DIRECTIONS FOR THIS TASK: Look through the records below and give the number of lines holding the string "지적하였다", nothing more.

Saved entries

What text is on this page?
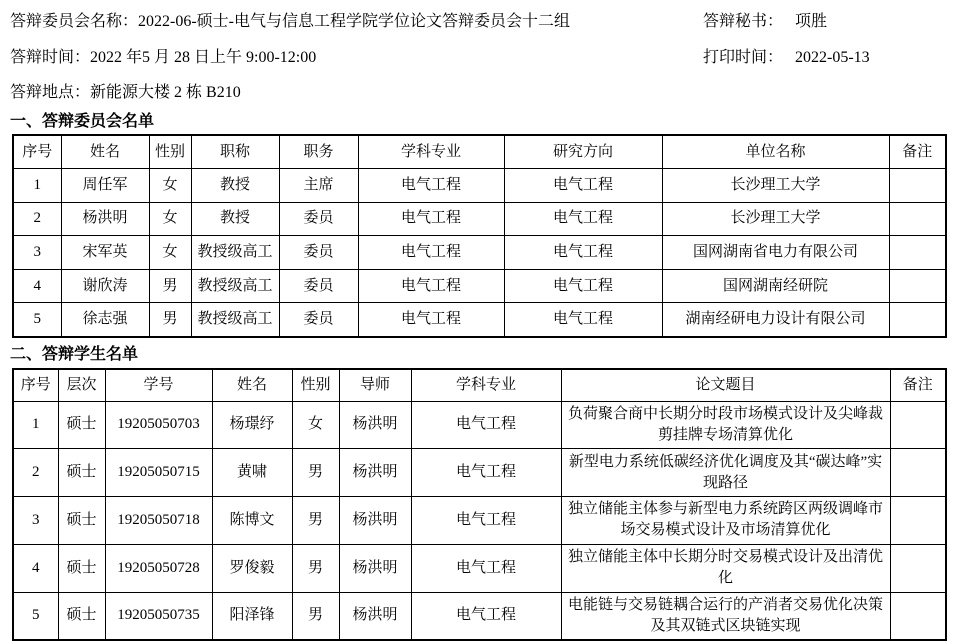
答辩委员会名称：2022-06-硕士-电气与信息工程学院学位论文答辩委员会十二组	答辩秘书： 项胜
答辩时间：2022 年5 月 28 日上午 9:00-12:00	打印时间： 2022-05-13
答辩地点：新能源大楼 2 栋 B210
一、答辩委员会名单
序号	姓名	性别	职称	职务	学科专业	研究方向	单位名称	备注
1	周任军	女	教授	主席	电气工程	电气工程	长沙理工大学	
2	杨洪明	女	教授	委员	电气工程	电气工程	长沙理工大学	
3	宋军英	女	教授级高工	委员	电气工程	电气工程	国网湖南省电力有限公司	
4	谢欣涛	男	教授级高工	委员	电气工程	电气工程	国网湖南经研院	
5	徐志强	男	教授级高工	委员	电气工程	电气工程	湖南经研电力设计有限公司	
二、答辩学生名单
序号	层次	学号	姓名	性别	导师	学科专业	论文题目	备注
1	硕士	19205050703	杨璟纾	女	杨洪明	电气工程	负荷聚合商中长期分时段市场模式设计及尖峰裁剪挂牌专场清算优化	
2	硕士	19205050715	黄啸	男	杨洪明	电气工程	新型电力系统低碳经济优化调度及其“碳达峰”实现路径	
3	硕士	19205050718	陈博文	男	杨洪明	电气工程	独立储能主体参与新型电力系统跨区两级调峰市场交易模式设计及市场清算优化	
4	硕士	19205050728	罗俊毅	男	杨洪明	电气工程	独立储能主体中长期分时交易模式设计及出清优化	
5	硕士	19205050735	阳泽锋	男	杨洪明	电气工程	电能链与交易链耦合运行的产消者交易优化决策及其双链式区块链实现	
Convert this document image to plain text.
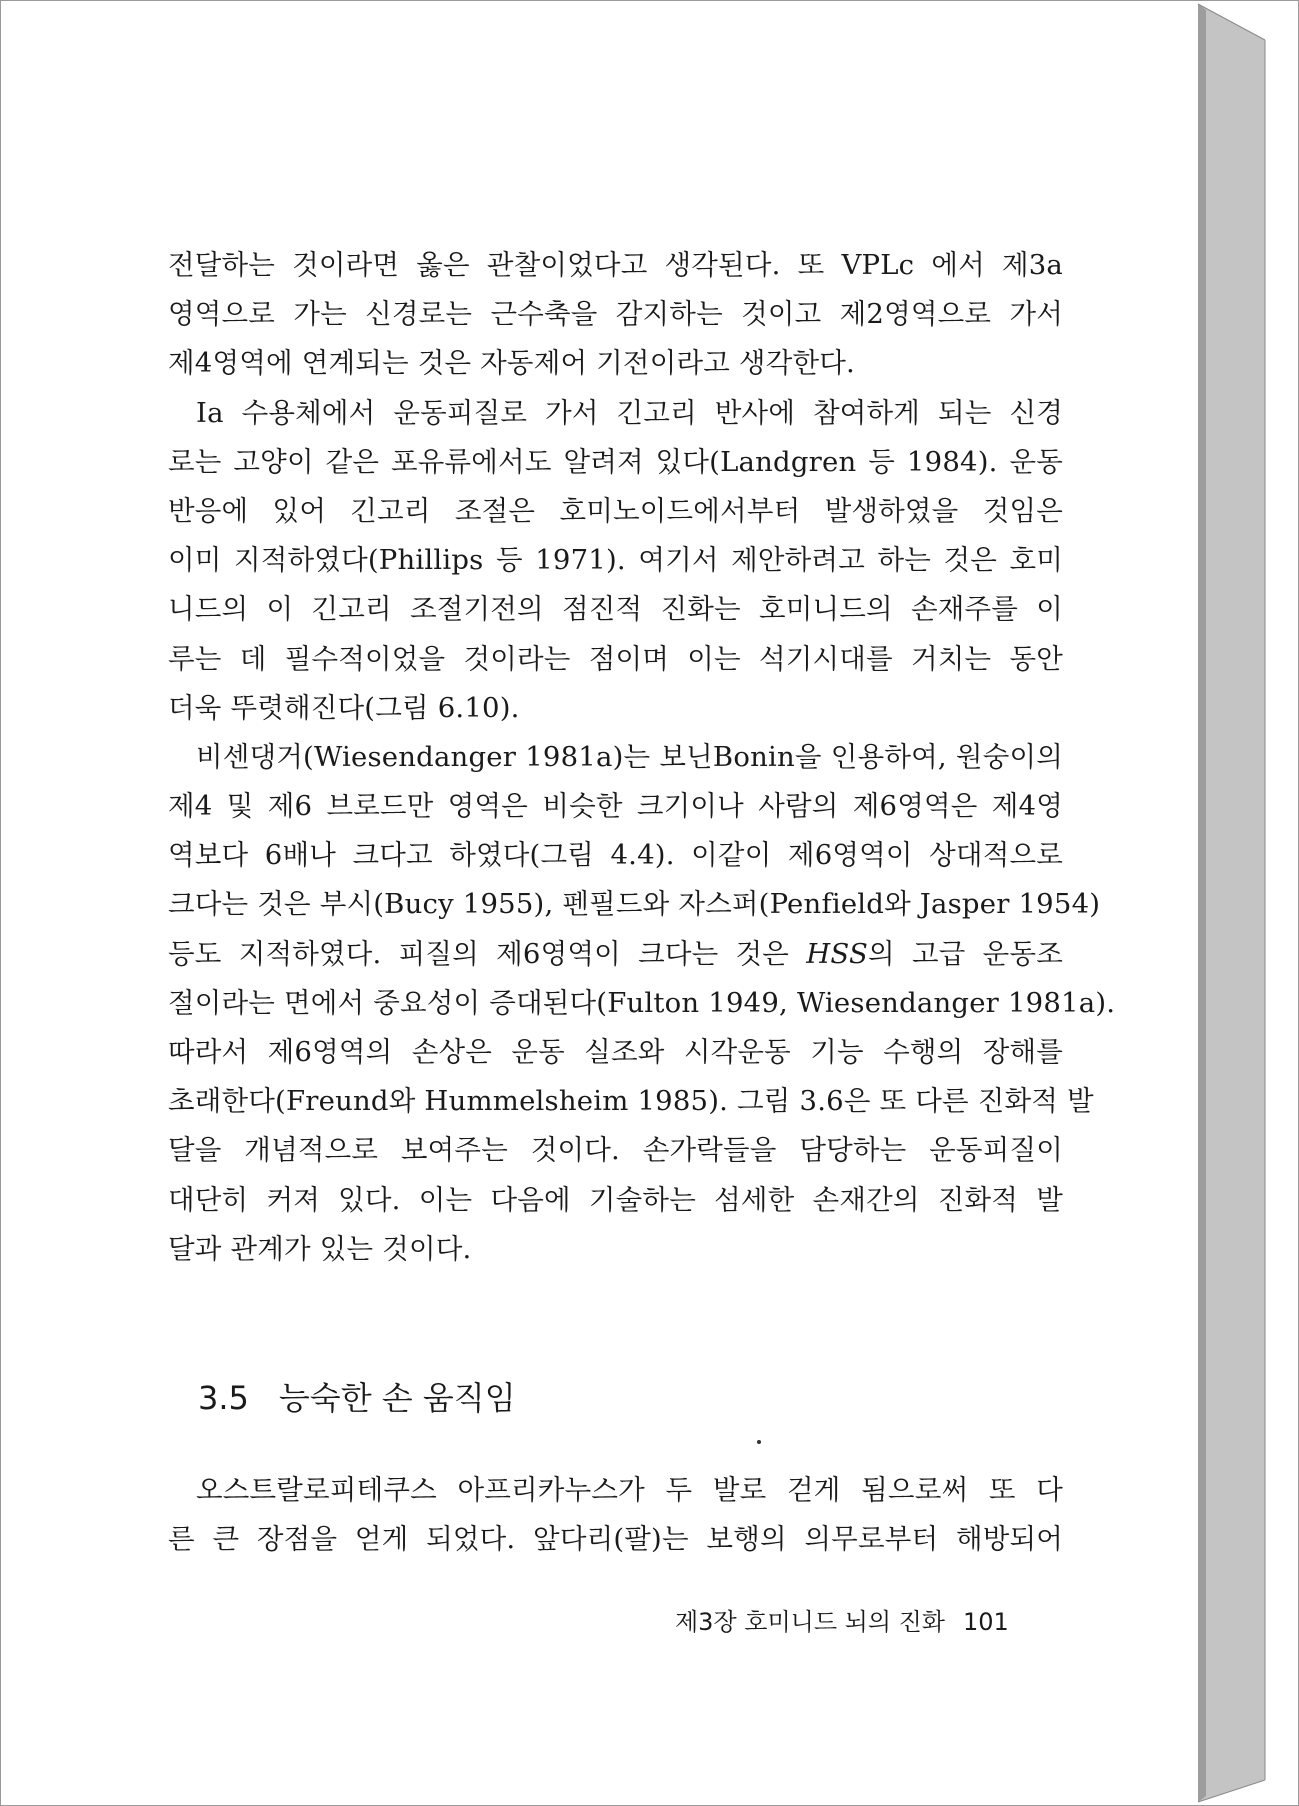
전달하는 것이라면 옳은 관찰이었다고 생각된다. 또 VPLc 에서 제3a
영역으로 가는 신경로는 근수축을 감지하는 것이고 제2영역으로 가서
제4영역에 연계되는 것은 자동제어 기전이라고 생각한다.
Ia 수용체에서 운동피질로 가서 긴고리 반사에 참여하게 되는 신경
로는 고양이 같은 포유류에서도 알려져 있다(Landgren 등 1984). 운동
반응에 있어 긴고리 조절은 호미노이드에서부터 발생하였을 것임은
이미 지적하였다(Phillips 등 1971). 여기서 제안하려고 하는 것은 호미
니드의 이 긴고리 조절기전의 점진적 진화는 호미니드의 손재주를 이
루는 데 필수적이었을 것이라는 점이며 이는 석기시대를 거치는 동안
더욱 뚜렷해진다(그림 6.10).
비센댕거(Wiesendanger 1981a)는 보닌Bonin을 인용하여, 원숭이의
제4 및 제6 브로드만 영역은 비슷한 크기이나 사람의 제6영역은 제4영
역보다 6배나 크다고 하였다(그림 4.4). 이같이 제6영역이 상대적으로
크다는 것은 부시(Bucy 1955), 펜필드와 자스퍼(Penfield와 Jasper 1954)
등도 지적하였다. 피질의 제6영역이 크다는 것은 HSS의 고급 운동조
절이라는 면에서 중요성이 증대된다(Fulton 1949, Wiesendanger 1981a).
따라서 제6영역의 손상은 운동 실조와 시각운동 기능 수행의 장해를
초래한다(Freund와 Hummelsheim 1985). 그림 3.6은 또 다른 진화적 발
달을 개념적으로 보여주는 것이다. 손가락들을 담당하는 운동피질이
대단히 커져 있다. 이는 다음에 기술하는 섬세한 손재간의 진화적 발
달과 관계가 있는 것이다.
3.5 능숙한 손 움직임
오스트랄로피테쿠스 아프리카누스가 두 발로 걷게 됨으로써 또 다
른 큰 장점을 얻게 되었다. 앞다리(팔)는 보행의 의무로부터 해방되어
제3장 호미니드 뇌의 진화 101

THE SOLUTION: 2